*Objective*.
Search the material for the string "JSON" and copy each line where it occurs.

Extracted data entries
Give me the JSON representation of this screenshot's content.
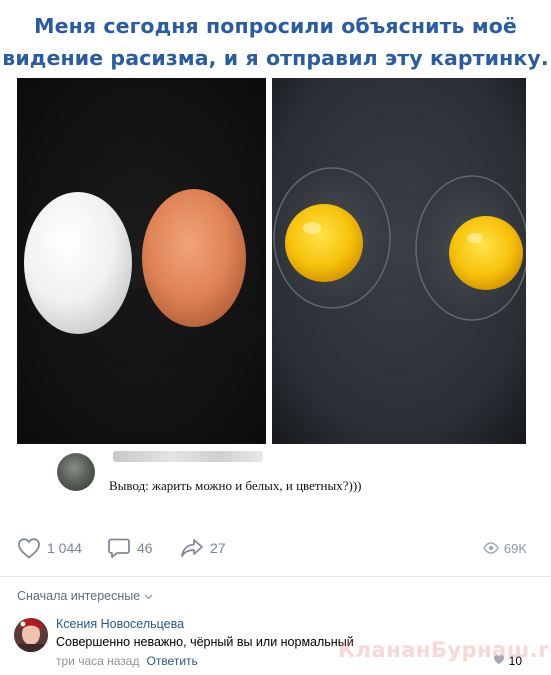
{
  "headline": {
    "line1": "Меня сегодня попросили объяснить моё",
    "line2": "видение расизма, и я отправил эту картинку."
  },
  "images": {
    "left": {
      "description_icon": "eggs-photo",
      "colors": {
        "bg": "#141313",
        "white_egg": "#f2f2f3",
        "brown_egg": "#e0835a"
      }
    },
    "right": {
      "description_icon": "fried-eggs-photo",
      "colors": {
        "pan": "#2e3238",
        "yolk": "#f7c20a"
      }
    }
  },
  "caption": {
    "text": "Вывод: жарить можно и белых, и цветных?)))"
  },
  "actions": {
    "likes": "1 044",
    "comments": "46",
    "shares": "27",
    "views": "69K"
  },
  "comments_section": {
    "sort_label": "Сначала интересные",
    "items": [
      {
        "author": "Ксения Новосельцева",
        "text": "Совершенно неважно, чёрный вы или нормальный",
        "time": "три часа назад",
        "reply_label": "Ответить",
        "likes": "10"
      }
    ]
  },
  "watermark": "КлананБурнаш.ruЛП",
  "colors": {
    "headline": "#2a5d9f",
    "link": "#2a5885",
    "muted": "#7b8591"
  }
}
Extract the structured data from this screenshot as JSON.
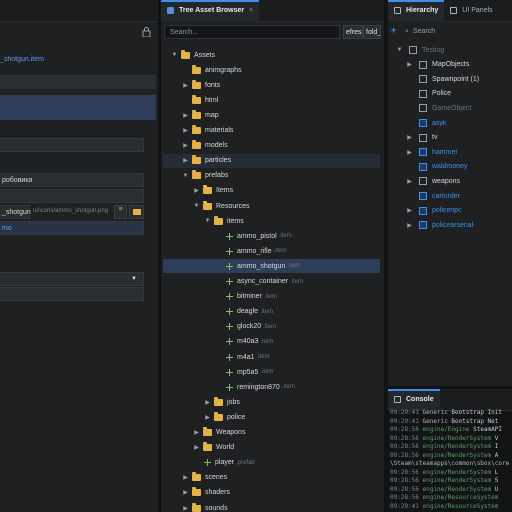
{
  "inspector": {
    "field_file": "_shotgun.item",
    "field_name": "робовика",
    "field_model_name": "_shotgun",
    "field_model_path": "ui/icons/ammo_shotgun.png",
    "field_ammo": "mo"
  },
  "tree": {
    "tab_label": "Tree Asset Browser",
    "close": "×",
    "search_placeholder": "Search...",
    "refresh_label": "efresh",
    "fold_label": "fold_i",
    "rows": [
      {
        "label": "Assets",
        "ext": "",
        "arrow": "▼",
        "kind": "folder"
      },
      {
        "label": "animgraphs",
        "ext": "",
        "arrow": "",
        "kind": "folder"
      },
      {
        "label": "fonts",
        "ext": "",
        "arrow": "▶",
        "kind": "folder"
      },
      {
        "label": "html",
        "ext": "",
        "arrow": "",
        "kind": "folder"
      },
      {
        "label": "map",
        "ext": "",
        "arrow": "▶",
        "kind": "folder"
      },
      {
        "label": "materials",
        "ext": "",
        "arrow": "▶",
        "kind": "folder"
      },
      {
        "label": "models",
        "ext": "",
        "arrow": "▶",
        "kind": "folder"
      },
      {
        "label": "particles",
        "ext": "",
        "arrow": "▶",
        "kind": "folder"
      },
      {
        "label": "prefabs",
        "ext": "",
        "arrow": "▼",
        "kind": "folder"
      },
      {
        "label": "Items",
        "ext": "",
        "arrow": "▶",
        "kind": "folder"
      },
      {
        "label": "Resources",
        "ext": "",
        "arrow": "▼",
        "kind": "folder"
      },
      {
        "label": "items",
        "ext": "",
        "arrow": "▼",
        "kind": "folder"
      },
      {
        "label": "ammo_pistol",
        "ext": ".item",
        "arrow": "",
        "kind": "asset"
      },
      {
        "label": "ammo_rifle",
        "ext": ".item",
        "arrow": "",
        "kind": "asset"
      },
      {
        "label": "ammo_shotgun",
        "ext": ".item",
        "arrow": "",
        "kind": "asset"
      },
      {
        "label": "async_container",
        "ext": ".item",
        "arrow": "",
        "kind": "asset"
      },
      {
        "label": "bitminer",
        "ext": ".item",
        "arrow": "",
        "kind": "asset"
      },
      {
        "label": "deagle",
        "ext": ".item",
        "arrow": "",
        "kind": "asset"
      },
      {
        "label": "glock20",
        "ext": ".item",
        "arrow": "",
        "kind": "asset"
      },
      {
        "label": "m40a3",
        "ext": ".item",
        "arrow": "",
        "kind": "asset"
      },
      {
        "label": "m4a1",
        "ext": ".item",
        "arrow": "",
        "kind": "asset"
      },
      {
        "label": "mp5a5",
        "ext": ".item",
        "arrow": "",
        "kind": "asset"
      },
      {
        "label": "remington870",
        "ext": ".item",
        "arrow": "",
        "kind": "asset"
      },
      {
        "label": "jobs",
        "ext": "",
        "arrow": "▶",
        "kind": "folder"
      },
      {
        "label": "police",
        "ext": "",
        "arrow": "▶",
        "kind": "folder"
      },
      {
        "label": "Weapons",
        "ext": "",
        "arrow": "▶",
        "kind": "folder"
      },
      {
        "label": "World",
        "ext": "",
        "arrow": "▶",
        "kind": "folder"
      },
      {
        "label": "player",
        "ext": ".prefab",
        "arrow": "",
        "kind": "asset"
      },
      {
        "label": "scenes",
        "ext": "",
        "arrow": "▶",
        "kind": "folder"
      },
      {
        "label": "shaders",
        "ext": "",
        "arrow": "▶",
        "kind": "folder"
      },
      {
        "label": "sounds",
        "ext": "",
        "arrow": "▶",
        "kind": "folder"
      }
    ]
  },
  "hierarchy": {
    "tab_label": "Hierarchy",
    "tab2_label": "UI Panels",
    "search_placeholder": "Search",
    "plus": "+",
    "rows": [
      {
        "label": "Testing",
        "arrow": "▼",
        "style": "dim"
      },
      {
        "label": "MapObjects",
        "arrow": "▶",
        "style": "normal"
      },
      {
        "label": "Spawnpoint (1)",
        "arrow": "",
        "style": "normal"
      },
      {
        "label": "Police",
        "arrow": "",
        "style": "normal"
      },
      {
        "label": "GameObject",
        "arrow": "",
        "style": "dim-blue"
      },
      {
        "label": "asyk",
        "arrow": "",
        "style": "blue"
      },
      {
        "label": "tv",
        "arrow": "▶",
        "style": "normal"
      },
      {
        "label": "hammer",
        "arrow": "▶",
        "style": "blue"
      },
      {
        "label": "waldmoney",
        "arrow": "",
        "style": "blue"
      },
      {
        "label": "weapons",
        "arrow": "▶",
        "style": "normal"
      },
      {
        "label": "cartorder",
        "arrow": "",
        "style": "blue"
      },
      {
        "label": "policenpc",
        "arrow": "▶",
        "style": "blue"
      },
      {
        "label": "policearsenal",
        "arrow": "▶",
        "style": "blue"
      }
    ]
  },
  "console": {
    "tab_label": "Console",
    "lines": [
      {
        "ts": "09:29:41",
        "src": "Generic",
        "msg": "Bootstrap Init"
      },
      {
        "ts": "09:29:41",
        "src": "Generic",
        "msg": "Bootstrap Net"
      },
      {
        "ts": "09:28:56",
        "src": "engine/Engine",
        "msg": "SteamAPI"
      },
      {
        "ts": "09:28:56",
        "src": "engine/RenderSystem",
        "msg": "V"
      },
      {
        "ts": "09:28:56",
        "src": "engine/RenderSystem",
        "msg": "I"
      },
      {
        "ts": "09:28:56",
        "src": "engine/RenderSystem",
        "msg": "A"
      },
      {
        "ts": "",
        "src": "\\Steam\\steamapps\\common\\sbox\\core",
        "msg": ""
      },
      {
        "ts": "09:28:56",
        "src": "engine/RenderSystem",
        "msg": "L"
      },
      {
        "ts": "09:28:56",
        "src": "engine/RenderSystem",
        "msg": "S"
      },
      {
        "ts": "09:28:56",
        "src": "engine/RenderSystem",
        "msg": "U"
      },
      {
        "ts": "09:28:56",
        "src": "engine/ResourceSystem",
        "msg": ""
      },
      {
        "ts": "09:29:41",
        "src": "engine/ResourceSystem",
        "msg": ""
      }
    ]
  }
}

*Answer to this problem*.
Give me the JSON representation of this screenshot's content.
Extract the structured data from this screenshot as JSON.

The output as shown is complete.